• _DESCRIPTION OF THE TASK_
Exactly repeat the full listing that follows.

• _SUPPLIED MATERIAL_
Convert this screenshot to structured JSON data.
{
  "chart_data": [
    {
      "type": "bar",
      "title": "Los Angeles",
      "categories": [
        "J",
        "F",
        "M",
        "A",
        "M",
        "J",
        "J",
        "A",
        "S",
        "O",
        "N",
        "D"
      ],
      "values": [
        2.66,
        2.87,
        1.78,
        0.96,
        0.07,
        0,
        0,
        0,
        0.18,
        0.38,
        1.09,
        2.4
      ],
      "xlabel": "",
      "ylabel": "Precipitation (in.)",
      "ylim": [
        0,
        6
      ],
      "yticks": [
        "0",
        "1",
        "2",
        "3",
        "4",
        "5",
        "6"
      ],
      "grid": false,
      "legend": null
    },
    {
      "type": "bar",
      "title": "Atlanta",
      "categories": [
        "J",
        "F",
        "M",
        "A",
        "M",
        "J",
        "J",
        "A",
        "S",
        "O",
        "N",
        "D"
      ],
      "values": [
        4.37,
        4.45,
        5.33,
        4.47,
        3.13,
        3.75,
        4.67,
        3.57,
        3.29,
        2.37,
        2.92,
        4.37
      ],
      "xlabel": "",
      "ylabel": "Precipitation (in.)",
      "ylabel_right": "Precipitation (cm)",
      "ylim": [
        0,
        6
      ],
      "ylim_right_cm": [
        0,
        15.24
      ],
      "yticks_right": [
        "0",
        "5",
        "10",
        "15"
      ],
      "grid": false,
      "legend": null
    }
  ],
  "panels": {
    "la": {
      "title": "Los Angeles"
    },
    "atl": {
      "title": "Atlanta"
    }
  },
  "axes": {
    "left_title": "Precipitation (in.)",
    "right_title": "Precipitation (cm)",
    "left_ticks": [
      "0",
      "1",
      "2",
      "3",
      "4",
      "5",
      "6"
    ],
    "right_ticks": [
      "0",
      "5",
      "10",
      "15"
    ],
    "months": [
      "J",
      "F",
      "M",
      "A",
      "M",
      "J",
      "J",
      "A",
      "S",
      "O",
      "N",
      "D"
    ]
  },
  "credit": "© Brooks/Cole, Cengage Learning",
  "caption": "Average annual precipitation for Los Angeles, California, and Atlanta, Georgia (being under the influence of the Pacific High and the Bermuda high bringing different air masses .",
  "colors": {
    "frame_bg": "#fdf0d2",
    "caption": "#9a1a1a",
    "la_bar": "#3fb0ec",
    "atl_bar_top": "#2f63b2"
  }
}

• _THE RESULT_
Convert this screenshot to structured JSON data.
{
  "chart_data": [
    {
      "type": "bar",
      "title": "Los Angeles",
      "categories": [
        "J",
        "F",
        "M",
        "A",
        "M",
        "J",
        "J",
        "A",
        "S",
        "O",
        "N",
        "D"
      ],
      "values": [
        2.66,
        2.87,
        1.78,
        0.96,
        0.07,
        0,
        0,
        0,
        0.18,
        0.38,
        1.09,
        2.4
      ],
      "xlabel": "",
      "ylabel": "Precipitation (in.)",
      "ylim": [
        0,
        6
      ],
      "yticks": [
        "0",
        "1",
        "2",
        "3",
        "4",
        "5",
        "6"
      ],
      "grid": false,
      "legend": null
    },
    {
      "type": "bar",
      "title": "Atlanta",
      "categories": [
        "J",
        "F",
        "M",
        "A",
        "M",
        "J",
        "J",
        "A",
        "S",
        "O",
        "N",
        "D"
      ],
      "values": [
        4.37,
        4.45,
        5.33,
        4.47,
        3.13,
        3.75,
        4.67,
        3.57,
        3.29,
        2.37,
        2.92,
        4.37
      ],
      "xlabel": "",
      "ylabel": "Precipitation (in.)",
      "ylabel_right": "Precipitation (cm)",
      "ylim": [
        0,
        6
      ],
      "ylim_right_cm": [
        0,
        15.24
      ],
      "yticks_right": [
        "0",
        "5",
        "10",
        "15"
      ],
      "grid": false,
      "legend": null
    }
  ],
  "panels": {
    "la": {
      "title": "Los Angeles"
    },
    "atl": {
      "title": "Atlanta"
    }
  },
  "axes": {
    "left_title": "Precipitation (in.)",
    "right_title": "Precipitation (cm)",
    "left_ticks": [
      "0",
      "1",
      "2",
      "3",
      "4",
      "5",
      "6"
    ],
    "right_ticks": [
      "0",
      "5",
      "10",
      "15"
    ],
    "months": [
      "J",
      "F",
      "M",
      "A",
      "M",
      "J",
      "J",
      "A",
      "S",
      "O",
      "N",
      "D"
    ]
  },
  "credit": "© Brooks/Cole, Cengage Learning",
  "caption": "Average annual precipitation for Los Angeles, California, and Atlanta, Georgia (being under the influence of the Pacific High and the Bermuda high bringing different air masses .",
  "colors": {
    "frame_bg": "#fdf0d2",
    "caption": "#9a1a1a",
    "la_bar": "#3fb0ec",
    "atl_bar_top": "#2f63b2"
  }
}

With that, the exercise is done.